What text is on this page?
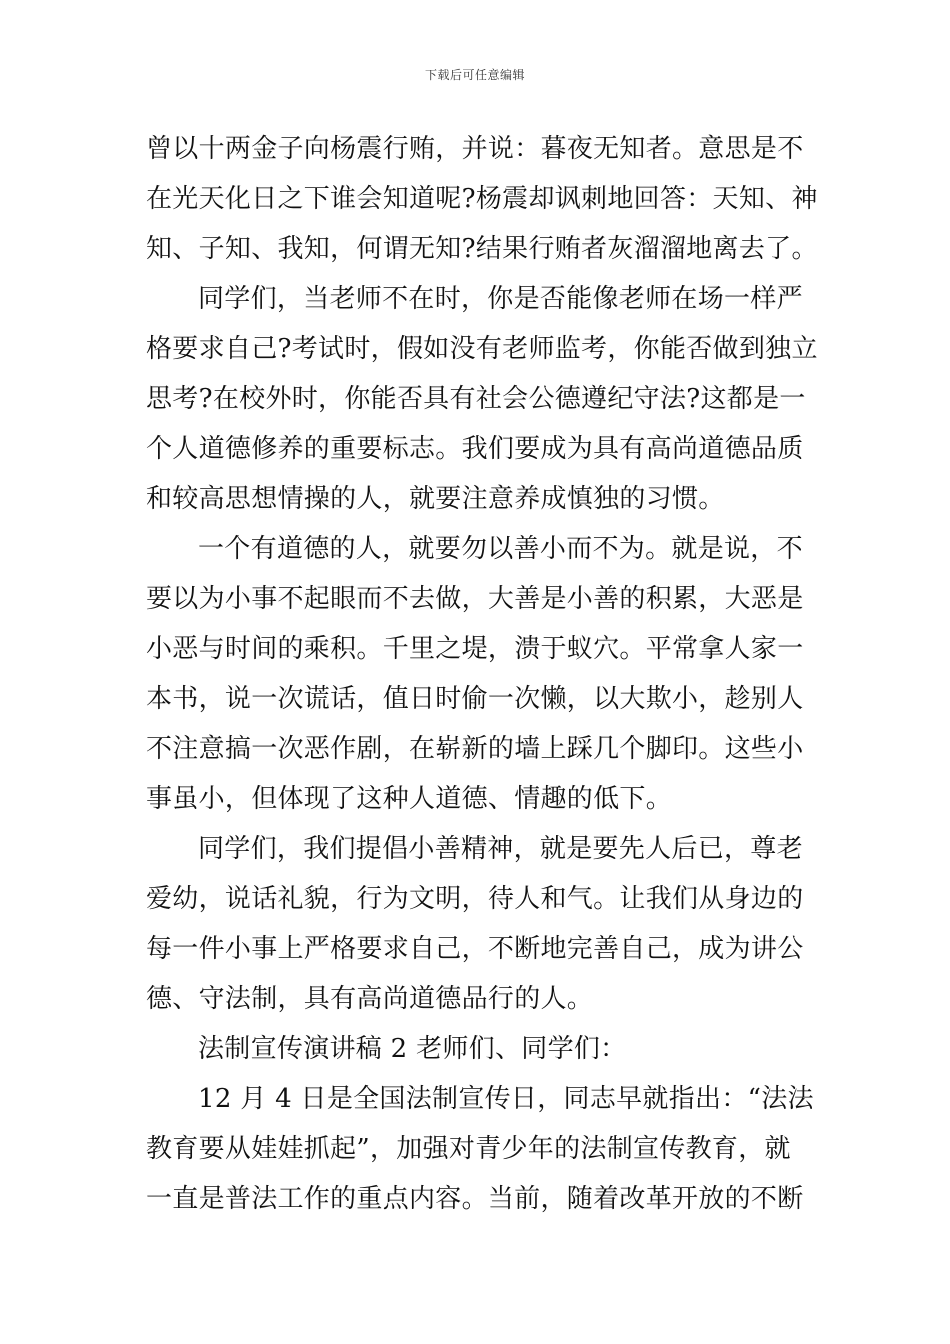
下载后可任意编辑
曾以十两金子向杨震行贿，并说：暮夜无知者。意思是不
在光天化日之下谁会知道呢?杨震却讽刺地回答：天知、神
知、子知、我知，何谓无知?结果行贿者灰溜溜地离去了。
同学们，当老师不在时，你是否能像老师在场一样严
格要求自己?考试时，假如没有老师监考，你能否做到独立
思考?在校外时，你能否具有社会公德遵纪守法?这都是一
个人道德修养的重要标志。我们要成为具有高尚道德品质
和较高思想情操的人，就要注意养成慎独的习惯。
一个有道德的人，就要勿以善小而不为。就是说，不
要以为小事不起眼而不去做，大善是小善的积累，大恶是
小恶与时间的乘积。千里之堤，溃于蚁穴。平常拿人家一
本书，说一次谎话，值日时偷一次懒，以大欺小，趁别人
不注意搞一次恶作剧，在崭新的墙上踩几个脚印。这些小
事虽小，但体现了这种人道德、情趣的低下。
同学们，我们提倡小善精神，就是要先人后已，尊老
爱幼，说话礼貌，行为文明，待人和气。让我们从身边的
每一件小事上严格要求自己，不断地完善自己，成为讲公
德、守法制，具有高尚道德品行的人。
法制宣传演讲稿 2 老师们、同学们：
12 月 4 日是全国法制宣传日，同志早就指出：“法法
教育要从娃娃抓起”，加强对青少年的法制宣传教育，就
一直是普法工作的重点内容。当前，随着改革开放的不断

★ ★ ★

■ What to work on ■
Leave out the pictures and copy every record above exactly.

■ Response ■
What text is on this page?
下载后可任意编辑
曾以十两金子向杨震行贿，并说：暮夜无知者。意思是不
在光天化日之下谁会知道呢?杨震却讽刺地回答：天知、神
知、子知、我知，何谓无知?结果行贿者灰溜溜地离去了。
同学们，当老师不在时，你是否能像老师在场一样严
格要求自己?考试时，假如没有老师监考，你能否做到独立
思考?在校外时，你能否具有社会公德遵纪守法?这都是一
个人道德修养的重要标志。我们要成为具有高尚道德品质
和较高思想情操的人，就要注意养成慎独的习惯。
一个有道德的人，就要勿以善小而不为。就是说，不
要以为小事不起眼而不去做，大善是小善的积累，大恶是
小恶与时间的乘积。千里之堤，溃于蚁穴。平常拿人家一
本书，说一次谎话，值日时偷一次懒，以大欺小，趁别人
不注意搞一次恶作剧，在崭新的墙上踩几个脚印。这些小
事虽小，但体现了这种人道德、情趣的低下。
同学们，我们提倡小善精神，就是要先人后已，尊老
爱幼，说话礼貌，行为文明，待人和气。让我们从身边的
每一件小事上严格要求自己，不断地完善自己，成为讲公
德、守法制，具有高尚道德品行的人。
法制宣传演讲稿 2 老师们、同学们：
12 月 4 日是全国法制宣传日，同志早就指出：“法法
教育要从娃娃抓起”，加强对青少年的法制宣传教育，就
一直是普法工作的重点内容。当前，随着改革开放的不断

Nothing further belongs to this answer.